Work to do:
List each line of the data that holds the string "label".
----------
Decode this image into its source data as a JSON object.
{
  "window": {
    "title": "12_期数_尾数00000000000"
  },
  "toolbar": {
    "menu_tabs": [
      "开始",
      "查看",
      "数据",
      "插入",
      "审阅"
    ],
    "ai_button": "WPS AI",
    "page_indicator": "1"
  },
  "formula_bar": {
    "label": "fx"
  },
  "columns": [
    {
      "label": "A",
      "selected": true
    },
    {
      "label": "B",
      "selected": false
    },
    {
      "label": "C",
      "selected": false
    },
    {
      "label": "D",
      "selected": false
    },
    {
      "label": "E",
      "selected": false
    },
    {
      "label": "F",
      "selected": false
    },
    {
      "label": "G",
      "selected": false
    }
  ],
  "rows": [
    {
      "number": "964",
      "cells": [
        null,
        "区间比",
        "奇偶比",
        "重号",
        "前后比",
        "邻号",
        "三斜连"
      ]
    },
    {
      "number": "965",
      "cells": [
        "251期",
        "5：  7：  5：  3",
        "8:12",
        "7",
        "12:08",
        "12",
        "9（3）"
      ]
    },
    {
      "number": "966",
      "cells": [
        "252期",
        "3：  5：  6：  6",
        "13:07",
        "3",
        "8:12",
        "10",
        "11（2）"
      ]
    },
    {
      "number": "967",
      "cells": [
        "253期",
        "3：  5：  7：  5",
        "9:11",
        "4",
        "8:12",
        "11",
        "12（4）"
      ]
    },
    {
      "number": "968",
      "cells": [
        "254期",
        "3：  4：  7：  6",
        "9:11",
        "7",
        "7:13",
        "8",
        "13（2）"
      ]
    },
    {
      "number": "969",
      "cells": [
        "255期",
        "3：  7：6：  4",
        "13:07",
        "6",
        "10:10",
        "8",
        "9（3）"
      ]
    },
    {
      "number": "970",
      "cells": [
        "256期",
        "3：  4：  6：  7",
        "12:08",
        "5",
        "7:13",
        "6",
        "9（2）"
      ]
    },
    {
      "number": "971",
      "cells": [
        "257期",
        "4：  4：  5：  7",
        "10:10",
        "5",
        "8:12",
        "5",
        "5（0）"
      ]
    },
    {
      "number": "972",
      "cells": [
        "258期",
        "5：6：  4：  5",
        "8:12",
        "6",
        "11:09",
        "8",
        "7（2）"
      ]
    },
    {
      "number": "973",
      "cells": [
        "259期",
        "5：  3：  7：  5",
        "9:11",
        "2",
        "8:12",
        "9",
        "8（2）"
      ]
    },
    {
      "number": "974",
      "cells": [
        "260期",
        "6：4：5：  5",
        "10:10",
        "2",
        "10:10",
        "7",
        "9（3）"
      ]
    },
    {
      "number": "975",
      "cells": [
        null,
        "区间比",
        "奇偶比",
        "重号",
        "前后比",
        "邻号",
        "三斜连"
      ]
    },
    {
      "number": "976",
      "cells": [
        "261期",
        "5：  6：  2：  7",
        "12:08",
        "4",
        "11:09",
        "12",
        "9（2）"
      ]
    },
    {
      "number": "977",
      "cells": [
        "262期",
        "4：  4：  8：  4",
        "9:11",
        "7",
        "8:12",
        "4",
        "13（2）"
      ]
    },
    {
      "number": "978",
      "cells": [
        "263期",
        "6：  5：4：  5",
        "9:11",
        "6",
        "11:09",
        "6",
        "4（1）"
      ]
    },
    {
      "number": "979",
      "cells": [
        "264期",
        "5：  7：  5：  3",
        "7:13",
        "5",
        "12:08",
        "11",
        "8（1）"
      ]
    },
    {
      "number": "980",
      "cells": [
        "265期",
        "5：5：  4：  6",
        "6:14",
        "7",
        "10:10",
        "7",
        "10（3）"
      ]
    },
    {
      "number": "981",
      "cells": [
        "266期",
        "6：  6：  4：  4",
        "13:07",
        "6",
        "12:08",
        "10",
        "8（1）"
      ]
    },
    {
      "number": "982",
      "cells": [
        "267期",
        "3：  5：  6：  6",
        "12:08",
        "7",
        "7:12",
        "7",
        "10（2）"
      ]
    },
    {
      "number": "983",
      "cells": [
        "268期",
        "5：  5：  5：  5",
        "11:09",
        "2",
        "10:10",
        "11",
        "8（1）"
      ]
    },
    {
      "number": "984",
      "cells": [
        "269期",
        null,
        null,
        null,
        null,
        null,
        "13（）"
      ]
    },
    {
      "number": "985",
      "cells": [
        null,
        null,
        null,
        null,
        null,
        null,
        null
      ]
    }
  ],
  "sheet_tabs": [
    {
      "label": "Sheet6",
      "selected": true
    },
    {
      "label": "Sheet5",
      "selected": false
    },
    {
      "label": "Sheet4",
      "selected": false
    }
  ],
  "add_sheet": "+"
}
----------
Answer for this exercise:
    "label": "fx"
      "label": "A",
      "label": "B",
      "label": "C",
      "label": "D",
      "label": "E",
      "label": "F",
      "label": "G",
      "label": "Sheet6",
      "label": "Sheet5",
      "label": "Sheet4",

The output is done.